→ Data rows:
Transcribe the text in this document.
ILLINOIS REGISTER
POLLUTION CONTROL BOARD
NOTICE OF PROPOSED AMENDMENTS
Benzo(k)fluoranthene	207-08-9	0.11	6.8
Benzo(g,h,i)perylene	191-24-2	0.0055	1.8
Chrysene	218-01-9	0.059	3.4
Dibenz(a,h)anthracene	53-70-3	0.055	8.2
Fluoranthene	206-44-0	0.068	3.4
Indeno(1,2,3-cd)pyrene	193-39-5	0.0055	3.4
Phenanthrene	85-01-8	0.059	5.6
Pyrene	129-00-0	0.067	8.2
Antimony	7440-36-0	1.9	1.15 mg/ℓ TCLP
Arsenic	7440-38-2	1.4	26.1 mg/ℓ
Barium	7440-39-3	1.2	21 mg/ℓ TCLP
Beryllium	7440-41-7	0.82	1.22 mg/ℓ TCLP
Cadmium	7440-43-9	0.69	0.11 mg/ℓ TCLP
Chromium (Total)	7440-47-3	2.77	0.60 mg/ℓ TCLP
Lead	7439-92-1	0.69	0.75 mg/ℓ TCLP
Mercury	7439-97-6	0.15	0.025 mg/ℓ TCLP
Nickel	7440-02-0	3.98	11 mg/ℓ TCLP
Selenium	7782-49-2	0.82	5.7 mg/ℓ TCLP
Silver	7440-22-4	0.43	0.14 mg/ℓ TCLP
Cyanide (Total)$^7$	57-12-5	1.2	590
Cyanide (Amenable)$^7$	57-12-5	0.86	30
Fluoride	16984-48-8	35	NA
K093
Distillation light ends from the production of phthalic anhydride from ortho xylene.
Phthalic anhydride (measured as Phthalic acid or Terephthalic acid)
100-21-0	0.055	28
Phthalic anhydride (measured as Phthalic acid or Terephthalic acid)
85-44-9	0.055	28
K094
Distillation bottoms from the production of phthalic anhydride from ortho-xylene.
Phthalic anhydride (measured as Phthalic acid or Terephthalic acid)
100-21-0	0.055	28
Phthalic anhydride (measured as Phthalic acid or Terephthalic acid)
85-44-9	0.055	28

→ Task description: In the records above, how many lines hold the string "xylene"? Reply with only the number.

→ Solution to this problem: 2